[Dataset listings of figures]
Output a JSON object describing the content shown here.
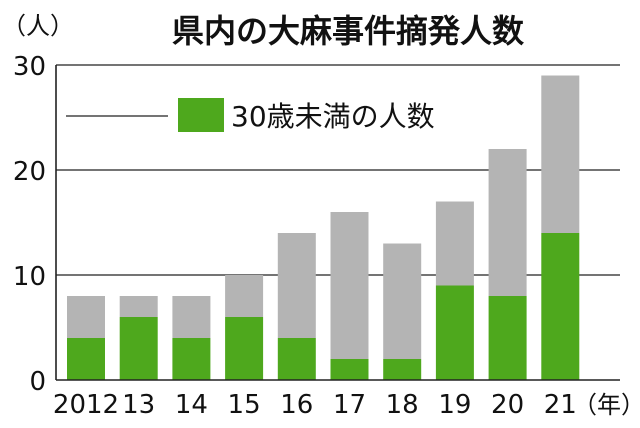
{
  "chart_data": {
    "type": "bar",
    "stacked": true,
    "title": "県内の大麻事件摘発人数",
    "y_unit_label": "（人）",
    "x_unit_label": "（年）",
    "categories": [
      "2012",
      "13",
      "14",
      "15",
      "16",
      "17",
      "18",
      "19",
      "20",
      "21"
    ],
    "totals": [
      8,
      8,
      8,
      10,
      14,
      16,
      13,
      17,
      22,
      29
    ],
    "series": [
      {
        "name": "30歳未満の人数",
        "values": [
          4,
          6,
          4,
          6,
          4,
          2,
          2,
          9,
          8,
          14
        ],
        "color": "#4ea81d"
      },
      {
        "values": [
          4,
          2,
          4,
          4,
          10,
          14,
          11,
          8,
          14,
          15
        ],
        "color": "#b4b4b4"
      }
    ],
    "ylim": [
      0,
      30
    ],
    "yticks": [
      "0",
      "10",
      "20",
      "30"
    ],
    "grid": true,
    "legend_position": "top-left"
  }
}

==

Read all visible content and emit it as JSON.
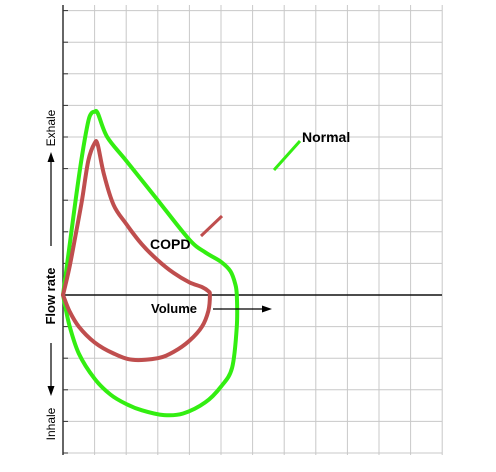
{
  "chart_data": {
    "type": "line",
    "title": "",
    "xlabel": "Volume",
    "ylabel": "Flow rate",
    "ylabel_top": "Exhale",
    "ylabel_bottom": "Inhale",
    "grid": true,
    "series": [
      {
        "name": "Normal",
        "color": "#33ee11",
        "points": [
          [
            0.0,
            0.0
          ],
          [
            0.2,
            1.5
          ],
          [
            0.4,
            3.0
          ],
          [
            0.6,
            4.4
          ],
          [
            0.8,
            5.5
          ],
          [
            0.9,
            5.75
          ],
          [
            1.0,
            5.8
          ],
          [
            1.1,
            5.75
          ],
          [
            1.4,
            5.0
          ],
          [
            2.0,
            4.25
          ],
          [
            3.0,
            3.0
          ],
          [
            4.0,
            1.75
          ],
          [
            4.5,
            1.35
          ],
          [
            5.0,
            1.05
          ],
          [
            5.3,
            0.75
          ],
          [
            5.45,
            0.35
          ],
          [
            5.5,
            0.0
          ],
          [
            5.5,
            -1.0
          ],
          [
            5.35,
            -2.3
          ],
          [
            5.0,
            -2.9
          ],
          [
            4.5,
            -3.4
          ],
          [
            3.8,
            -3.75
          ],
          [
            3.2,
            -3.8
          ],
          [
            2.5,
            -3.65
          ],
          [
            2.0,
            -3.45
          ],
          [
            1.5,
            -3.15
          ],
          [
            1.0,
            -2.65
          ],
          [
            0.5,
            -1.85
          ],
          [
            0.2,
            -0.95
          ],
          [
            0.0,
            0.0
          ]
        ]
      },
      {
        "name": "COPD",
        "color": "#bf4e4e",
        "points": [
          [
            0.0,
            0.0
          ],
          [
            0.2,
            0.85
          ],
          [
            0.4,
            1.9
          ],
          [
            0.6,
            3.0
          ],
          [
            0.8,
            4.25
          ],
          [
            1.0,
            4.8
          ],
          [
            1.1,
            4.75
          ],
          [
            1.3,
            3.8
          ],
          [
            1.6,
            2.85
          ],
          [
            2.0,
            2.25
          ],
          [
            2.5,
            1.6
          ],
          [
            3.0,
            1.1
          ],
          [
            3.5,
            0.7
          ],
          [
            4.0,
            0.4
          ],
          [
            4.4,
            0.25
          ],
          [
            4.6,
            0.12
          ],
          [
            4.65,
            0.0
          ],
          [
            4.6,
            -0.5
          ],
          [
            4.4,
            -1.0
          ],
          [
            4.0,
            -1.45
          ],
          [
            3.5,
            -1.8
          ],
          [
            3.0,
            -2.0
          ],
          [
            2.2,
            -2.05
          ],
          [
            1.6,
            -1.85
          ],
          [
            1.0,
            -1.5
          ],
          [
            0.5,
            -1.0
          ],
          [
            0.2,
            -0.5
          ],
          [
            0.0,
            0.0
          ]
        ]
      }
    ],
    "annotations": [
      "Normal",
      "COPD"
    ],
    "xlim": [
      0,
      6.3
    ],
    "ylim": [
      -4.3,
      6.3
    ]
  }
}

* **Problem to work on**
Copy every line that contains the string "color".

* **Full output**
        "color": "#4ea81d"
        "color": "#b4b4b4"
        "color": "#33ee11",
        "color": "#bf4e4e",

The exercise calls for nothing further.